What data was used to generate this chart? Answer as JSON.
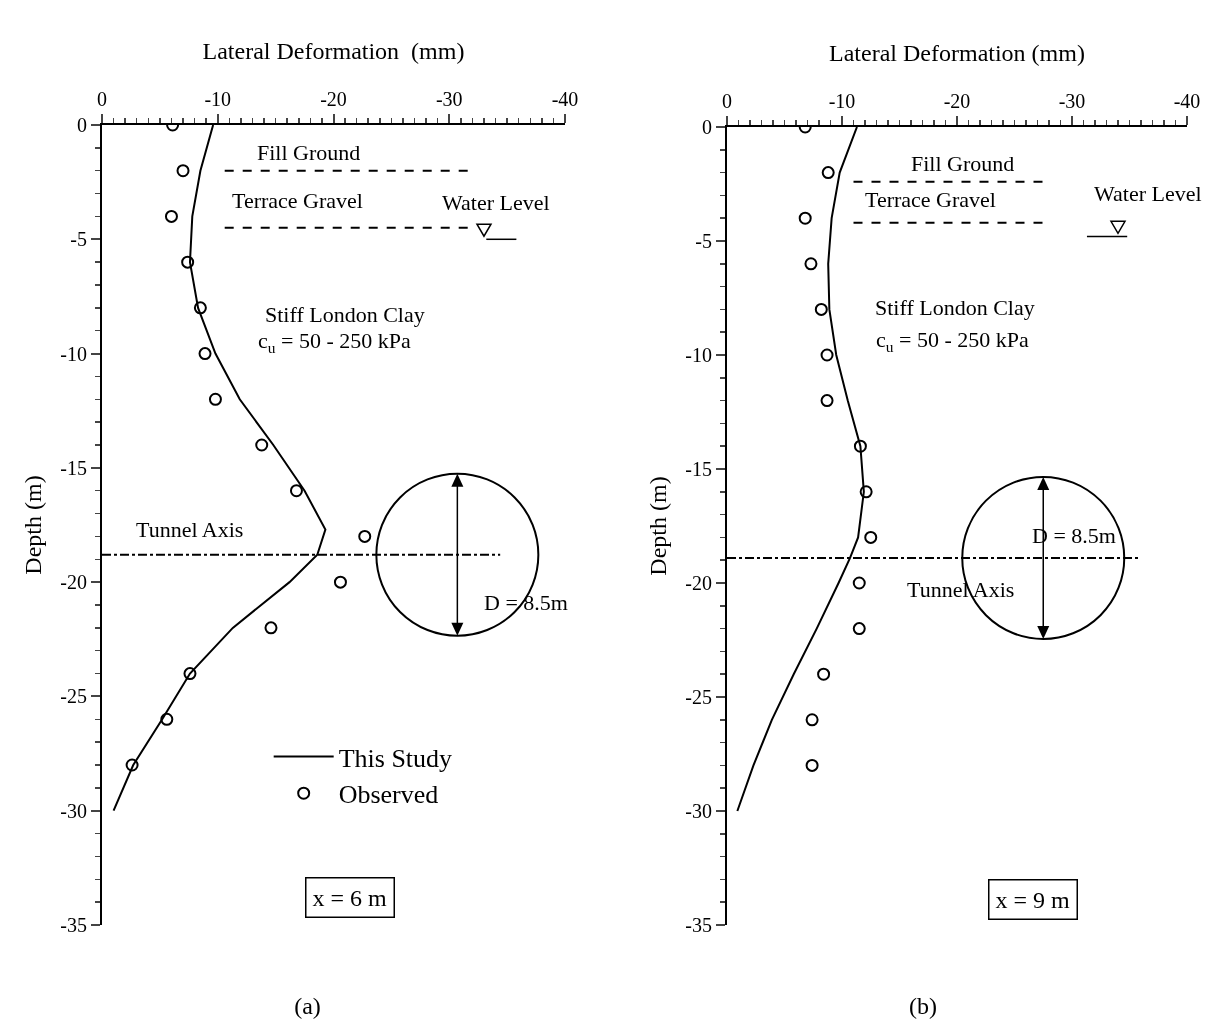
{
  "chart_data": [
    {
      "type": "line",
      "title": "(a)",
      "xlabel": "Lateral Deformation  (mm)",
      "ylabel": "Depth (m)",
      "xlim": [
        0,
        -40
      ],
      "xticks": [
        0,
        -10,
        -20,
        -30,
        -40
      ],
      "ylim": [
        -35,
        0
      ],
      "yticks": [
        0,
        -5,
        -10,
        -15,
        -20,
        -25,
        -30,
        -35
      ],
      "grid": false,
      "legend": "bottom",
      "series": [
        {
          "name": "This Study",
          "color": "#000000",
          "line_style": "solid",
          "x": [
            -9.6,
            -8.5,
            -7.8,
            -7.6,
            -8.3,
            -9.8,
            -11.9,
            -14.8,
            -17.5,
            -19.3,
            -18.6,
            -16.2,
            -11.3,
            -7.6,
            -5.2,
            -2.7,
            -1.0
          ],
          "values": [
            0,
            -2,
            -4,
            -6,
            -8,
            -10,
            -12,
            -14,
            -16,
            -17.7,
            -18.8,
            -20,
            -22,
            -24,
            -26,
            -28,
            -30
          ]
        },
        {
          "name": "Observed",
          "type": "scatter",
          "color": "#000000",
          "marker": "circle",
          "x": [
            -6.1,
            -7.0,
            -6.0,
            -7.4,
            -8.5,
            -8.9,
            -9.8,
            -13.8,
            -16.8,
            -22.7,
            -20.6,
            -14.6,
            -7.6,
            -5.6,
            -2.6
          ],
          "values": [
            0,
            -2,
            -4,
            -6,
            -8,
            -10,
            -12,
            -14,
            -16,
            -18,
            -20,
            -22,
            -24,
            -26,
            -28
          ]
        }
      ],
      "ref_lines": [
        {
          "axis": "y",
          "value": -2,
          "label": "Fill Ground",
          "color": "#000000",
          "line_style": "dashed"
        },
        {
          "axis": "y",
          "value": -4.5,
          "label": "Terrace Gravel",
          "color": "#000000",
          "line_style": "dashed"
        },
        {
          "axis": "y",
          "value": -18.8,
          "label": "Tunnel Axis",
          "color": "#000000",
          "line_style": "dashdot"
        }
      ],
      "annotations": [
        "Stiff London Clay",
        "c$_{u}$ = 50 - 250 kPa",
        "D = 8.5m",
        "Water Level",
        "x = 6 m"
      ]
    },
    {
      "type": "line",
      "title": "(b)",
      "xlabel": "Lateral Deformation (mm)",
      "ylabel": "Depth (m)",
      "xlim": [
        0,
        -40
      ],
      "xticks": [
        0,
        -10,
        -20,
        -30,
        -40
      ],
      "ylim": [
        -35,
        0
      ],
      "yticks": [
        0,
        -5,
        -10,
        -15,
        -20,
        -25,
        -30,
        -35
      ],
      "grid": false,
      "series": [
        {
          "color": "#000000",
          "line_style": "solid",
          "x": [
            -11.3,
            -9.8,
            -9.1,
            -8.8,
            -8.9,
            -9.5,
            -10.5,
            -11.6,
            -11.9,
            -11.4,
            -10.7,
            -9.7,
            -7.8,
            -5.8,
            -3.9,
            -2.3,
            -0.9
          ],
          "values": [
            0,
            -2,
            -4,
            -6,
            -8,
            -10,
            -12,
            -14,
            -16,
            -18,
            -18.9,
            -20,
            -22,
            -24,
            -26,
            -28,
            -30
          ]
        },
        {
          "type": "scatter",
          "color": "#000000",
          "marker": "circle",
          "x": [
            -6.8,
            -8.8,
            -6.8,
            -7.3,
            -8.2,
            -8.7,
            -8.7,
            -11.6,
            -12.1,
            -12.5,
            -11.5,
            -11.5,
            -8.4,
            -7.4,
            -7.4
          ],
          "values": [
            0,
            -2,
            -4,
            -6,
            -8,
            -10,
            -12,
            -14,
            -16,
            -18,
            -20,
            -22,
            -24,
            -26,
            -28
          ]
        }
      ],
      "ref_lines": [
        {
          "axis": "y",
          "value": -2.4,
          "label": "Fill Ground",
          "color": "#000000",
          "line_style": "dashed"
        },
        {
          "axis": "y",
          "value": -4.2,
          "label": "Terrace Gravel",
          "color": "#000000",
          "line_style": "dashed"
        },
        {
          "axis": "y",
          "value": -18.9,
          "label": "Tunnel Axis",
          "color": "#000000",
          "line_style": "dashdot"
        }
      ],
      "annotations": [
        "Stiff London Clay",
        "c$_{u}$ = 50 - 250 kPa",
        "D = 8.5m",
        "Water Level",
        "x = 9 m"
      ]
    }
  ]
}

= TASK OBJECTIVE =
Above are the records; reproduce them exactly and leave out the pictures.

= REPLY =
What data was used to generate this chart? Answer as JSON.
{
  "chart_data": [
    {
      "type": "line",
      "title": "(a)",
      "xlabel": "Lateral Deformation  (mm)",
      "ylabel": "Depth (m)",
      "xlim": [
        0,
        -40
      ],
      "xticks": [
        0,
        -10,
        -20,
        -30,
        -40
      ],
      "ylim": [
        -35,
        0
      ],
      "yticks": [
        0,
        -5,
        -10,
        -15,
        -20,
        -25,
        -30,
        -35
      ],
      "grid": false,
      "legend": "bottom",
      "series": [
        {
          "name": "This Study",
          "color": "#000000",
          "line_style": "solid",
          "x": [
            -9.6,
            -8.5,
            -7.8,
            -7.6,
            -8.3,
            -9.8,
            -11.9,
            -14.8,
            -17.5,
            -19.3,
            -18.6,
            -16.2,
            -11.3,
            -7.6,
            -5.2,
            -2.7,
            -1.0
          ],
          "values": [
            0,
            -2,
            -4,
            -6,
            -8,
            -10,
            -12,
            -14,
            -16,
            -17.7,
            -18.8,
            -20,
            -22,
            -24,
            -26,
            -28,
            -30
          ]
        },
        {
          "name": "Observed",
          "type": "scatter",
          "color": "#000000",
          "marker": "circle",
          "x": [
            -6.1,
            -7.0,
            -6.0,
            -7.4,
            -8.5,
            -8.9,
            -9.8,
            -13.8,
            -16.8,
            -22.7,
            -20.6,
            -14.6,
            -7.6,
            -5.6,
            -2.6
          ],
          "values": [
            0,
            -2,
            -4,
            -6,
            -8,
            -10,
            -12,
            -14,
            -16,
            -18,
            -20,
            -22,
            -24,
            -26,
            -28
          ]
        }
      ],
      "ref_lines": [
        {
          "axis": "y",
          "value": -2,
          "label": "Fill Ground",
          "color": "#000000",
          "line_style": "dashed"
        },
        {
          "axis": "y",
          "value": -4.5,
          "label": "Terrace Gravel",
          "color": "#000000",
          "line_style": "dashed"
        },
        {
          "axis": "y",
          "value": -18.8,
          "label": "Tunnel Axis",
          "color": "#000000",
          "line_style": "dashdot"
        }
      ],
      "annotations": [
        "Stiff London Clay",
        "c$_{u}$ = 50 - 250 kPa",
        "D = 8.5m",
        "Water Level",
        "x = 6 m"
      ]
    },
    {
      "type": "line",
      "title": "(b)",
      "xlabel": "Lateral Deformation (mm)",
      "ylabel": "Depth (m)",
      "xlim": [
        0,
        -40
      ],
      "xticks": [
        0,
        -10,
        -20,
        -30,
        -40
      ],
      "ylim": [
        -35,
        0
      ],
      "yticks": [
        0,
        -5,
        -10,
        -15,
        -20,
        -25,
        -30,
        -35
      ],
      "grid": false,
      "series": [
        {
          "color": "#000000",
          "line_style": "solid",
          "x": [
            -11.3,
            -9.8,
            -9.1,
            -8.8,
            -8.9,
            -9.5,
            -10.5,
            -11.6,
            -11.9,
            -11.4,
            -10.7,
            -9.7,
            -7.8,
            -5.8,
            -3.9,
            -2.3,
            -0.9
          ],
          "values": [
            0,
            -2,
            -4,
            -6,
            -8,
            -10,
            -12,
            -14,
            -16,
            -18,
            -18.9,
            -20,
            -22,
            -24,
            -26,
            -28,
            -30
          ]
        },
        {
          "type": "scatter",
          "color": "#000000",
          "marker": "circle",
          "x": [
            -6.8,
            -8.8,
            -6.8,
            -7.3,
            -8.2,
            -8.7,
            -8.7,
            -11.6,
            -12.1,
            -12.5,
            -11.5,
            -11.5,
            -8.4,
            -7.4,
            -7.4
          ],
          "values": [
            0,
            -2,
            -4,
            -6,
            -8,
            -10,
            -12,
            -14,
            -16,
            -18,
            -20,
            -22,
            -24,
            -26,
            -28
          ]
        }
      ],
      "ref_lines": [
        {
          "axis": "y",
          "value": -2.4,
          "label": "Fill Ground",
          "color": "#000000",
          "line_style": "dashed"
        },
        {
          "axis": "y",
          "value": -4.2,
          "label": "Terrace Gravel",
          "color": "#000000",
          "line_style": "dashed"
        },
        {
          "axis": "y",
          "value": -18.9,
          "label": "Tunnel Axis",
          "color": "#000000",
          "line_style": "dashdot"
        }
      ],
      "annotations": [
        "Stiff London Clay",
        "c$_{u}$ = 50 - 250 kPa",
        "D = 8.5m",
        "Water Level",
        "x = 9 m"
      ]
    }
  ]
}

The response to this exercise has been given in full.